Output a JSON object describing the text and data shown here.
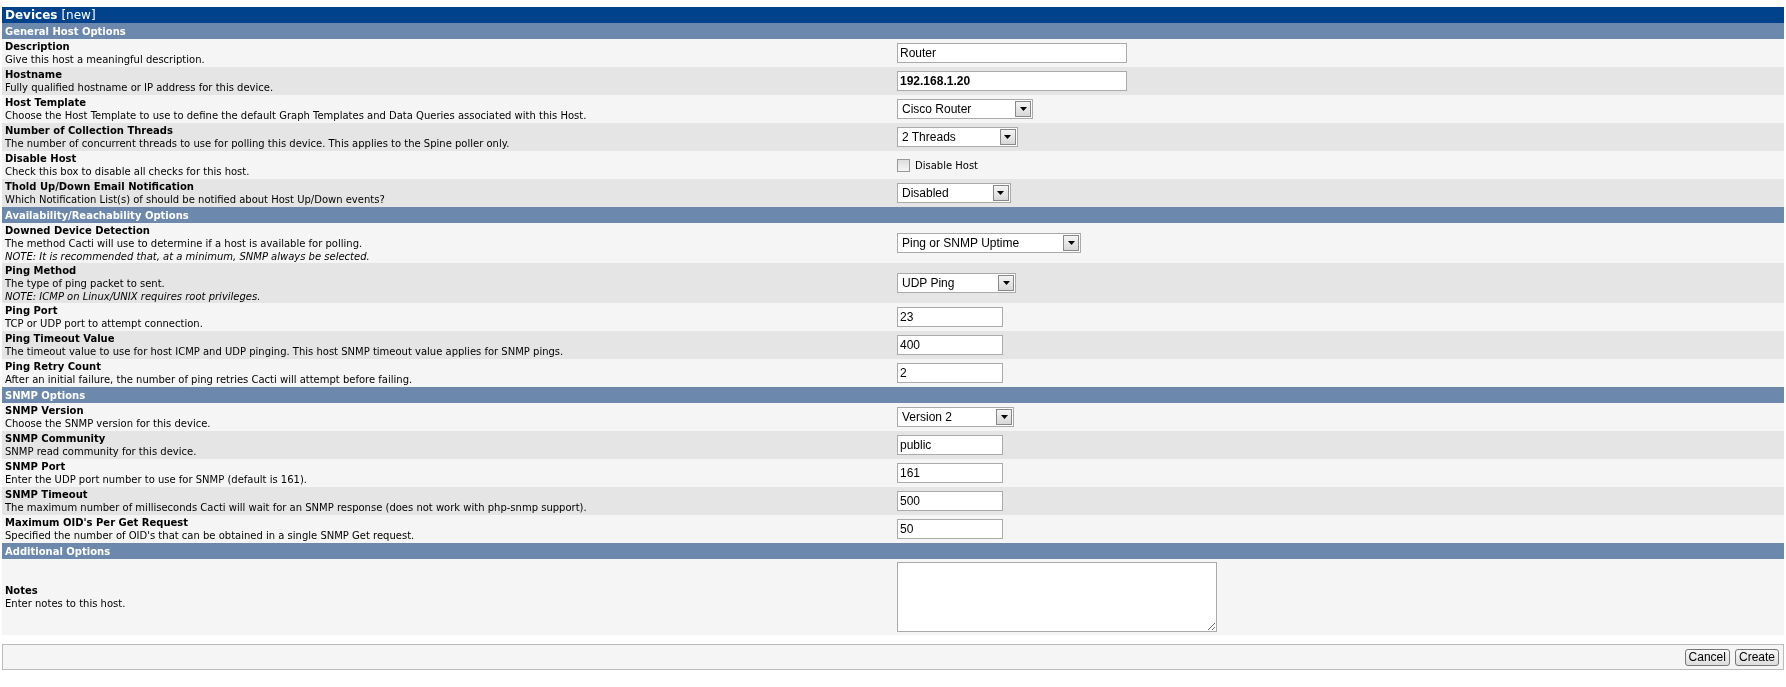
{
  "title": {
    "main": "Devices",
    "tag": "[new]"
  },
  "sections": [
    {
      "heading": "General Host Options",
      "fields": [
        {
          "label": "Description",
          "help": "Give this host a meaningful description.",
          "kind": "wide_text",
          "value": "Router"
        },
        {
          "label": "Hostname",
          "help": "Fully qualified hostname or IP address for this device.",
          "kind": "wide_text",
          "value": "192.168.1.20",
          "bold": true
        },
        {
          "label": "Host Template",
          "help": "Choose the Host Template to use to define the default Graph Templates and Data Queries associated with this Host.",
          "kind": "select",
          "value": "Cisco Router"
        },
        {
          "label": "Number of Collection Threads",
          "help": "The number of concurrent threads to use for polling this device. This applies to the Spine poller only.",
          "kind": "select",
          "value": "2 Threads"
        },
        {
          "label": "Disable Host",
          "help": "Check this box to disable all checks for this host.",
          "kind": "checkbox",
          "value": "Disable Host",
          "checked": false
        },
        {
          "label": "Thold Up/Down Email Notification",
          "help": "Which Notification List(s) of should be notified about Host Up/Down events?",
          "kind": "select",
          "value": "Disabled"
        }
      ]
    },
    {
      "heading": "Availability/Reachability Options",
      "fields": [
        {
          "label": "Downed Device Detection",
          "help": "The method Cacti will use to determine if a host is available for polling.",
          "note": "NOTE: It is recommended that, at a minimum, SNMP always be selected.",
          "kind": "select",
          "value": "Ping or SNMP Uptime"
        },
        {
          "label": "Ping Method",
          "help": "The type of ping packet to sent.",
          "note": "NOTE: ICMP on Linux/UNIX requires root privileges.",
          "kind": "select",
          "value": "UDP Ping"
        },
        {
          "label": "Ping Port",
          "help": "TCP or UDP port to attempt connection.",
          "kind": "text",
          "value": "23"
        },
        {
          "label": "Ping Timeout Value",
          "help": "The timeout value to use for host ICMP and UDP pinging. This host SNMP timeout value applies for SNMP pings.",
          "kind": "text",
          "value": "400"
        },
        {
          "label": "Ping Retry Count",
          "help": "After an initial failure, the number of ping retries Cacti will attempt before failing.",
          "kind": "text",
          "value": "2"
        }
      ]
    },
    {
      "heading": "SNMP Options",
      "fields": [
        {
          "label": "SNMP Version",
          "help": "Choose the SNMP version for this device.",
          "kind": "select",
          "value": "Version 2"
        },
        {
          "label": "SNMP Community",
          "help": "SNMP read community for this device.",
          "kind": "text",
          "value": "public"
        },
        {
          "label": "SNMP Port",
          "help": "Enter the UDP port number to use for SNMP (default is 161).",
          "kind": "text",
          "value": "161"
        },
        {
          "label": "SNMP Timeout",
          "help": "The maximum number of milliseconds Cacti will wait for an SNMP response (does not work with php-snmp support).",
          "kind": "text",
          "value": "500"
        },
        {
          "label": "Maximum OID's Per Get Request",
          "help": "Specified the number of OID's that can be obtained in a single SNMP Get request.",
          "kind": "text",
          "value": "50"
        }
      ]
    },
    {
      "heading": "Additional Options",
      "fields": [
        {
          "label": "Notes",
          "help": "Enter notes to this host.",
          "kind": "textarea"
        }
      ]
    }
  ],
  "buttons": [
    "Cancel",
    "Create"
  ]
}
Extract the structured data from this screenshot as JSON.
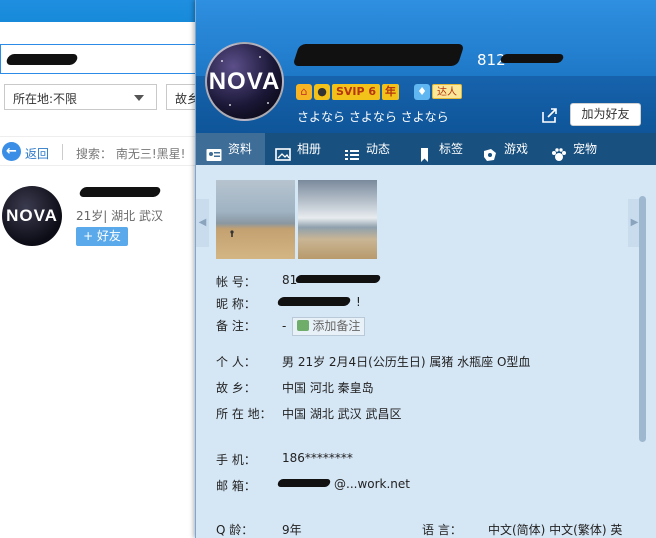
····················
◆ WHAT YOU ARE ASKED TO DO
Reproduce the listing above exactly, excluding all pictures.

◆ SOLUTION BELOW
Output a JSON object describing the text and data shown here.
{
  "title": {
    "main": "Devices",
    "tag": "[new]"
  },
  "sections": [
    {
      "heading": "General Host Options",
      "fields": [
        {
          "label": "Description",
          "help": "Give this host a meaningful description.",
          "kind": "wide_text",
          "value": "Router"
        },
        {
          "label": "Hostname",
          "help": "Fully qualified hostname or IP address for this device.",
          "kind": "wide_text",
          "value": "192.168.1.20",
          "bold": true
        },
        {
          "label": "Host Template",
          "help": "Choose the Host Template to use to define the default Graph Templates and Data Queries associated with this Host.",
          "kind": "select",
          "value": "Cisco Router"
        },
        {
          "label": "Number of Collection Threads",
          "help": "The number of concurrent threads to use for polling this device. This applies to the Spine poller only.",
          "kind": "select",
          "value": "2 Threads"
        },
        {
          "label": "Disable Host",
          "help": "Check this box to disable all checks for this host.",
          "kind": "checkbox",
          "value": "Disable Host",
          "checked": false
        },
        {
          "label": "Thold Up/Down Email Notification",
          "help": "Which Notification List(s) of should be notified about Host Up/Down events?",
          "kind": "select",
          "value": "Disabled"
        }
      ]
    },
    {
      "heading": "Availability/Reachability Options",
      "fields": [
        {
          "label": "Downed Device Detection",
          "help": "The method Cacti will use to determine if a host is available for polling.",
          "note": "NOTE: It is recommended that, at a minimum, SNMP always be selected.",
          "kind": "select",
          "value": "Ping or SNMP Uptime"
        },
        {
          "label": "Ping Method",
          "help": "The type of ping packet to sent.",
          "note": "NOTE: ICMP on Linux/UNIX requires root privileges.",
          "kind": "select",
          "value": "UDP Ping"
        },
        {
          "label": "Ping Port",
          "help": "TCP or UDP port to attempt connection.",
          "kind": "text",
          "value": "23"
        },
        {
          "label": "Ping Timeout Value",
          "help": "The timeout value to use for host ICMP and UDP pinging. This host SNMP timeout value applies for SNMP pings.",
          "kind": "text",
          "value": "400"
        },
        {
          "label": "Ping Retry Count",
          "help": "After an initial failure, the number of ping retries Cacti will attempt before failing.",
          "kind": "text",
          "value": "2"
        }
      ]
    },
    {
      "heading": "SNMP Options",
      "fields": [
        {
          "label": "SNMP Version",
          "help": "Choose the SNMP version for this device.",
          "kind": "select",
          "value": "Version 2"
        },
        {
          "label": "SNMP Community",
          "help": "SNMP read community for this device.",
          "kind": "text",
          "value": "public"
        },
        {
          "label": "SNMP Port",
          "help": "Enter the UDP port number to use for SNMP (default is 161).",
          "kind": "text",
          "value": "161"
        },
        {
          "label": "SNMP Timeout",
          "help": "The maximum number of milliseconds Cacti will wait for an SNMP response (does not work with php-snmp support).",
          "kind": "text",
          "value": "500"
        },
        {
          "label": "Maximum OID's Per Get Request",
          "help": "Specified the number of OID's that can be obtained in a single SNMP Get request.",
          "kind": "text",
          "value": "50"
        }
      ]
    },
    {
      "heading": "Additional Options",
      "fields": [
        {
          "label": "Notes",
          "help": "Enter notes to this host.",
          "kind": "textarea"
        }
      ]
    }
  ],
  "buttons": [
    "Cancel",
    "Create"
  ]
}
Extract the structured data from this screenshot as JSON.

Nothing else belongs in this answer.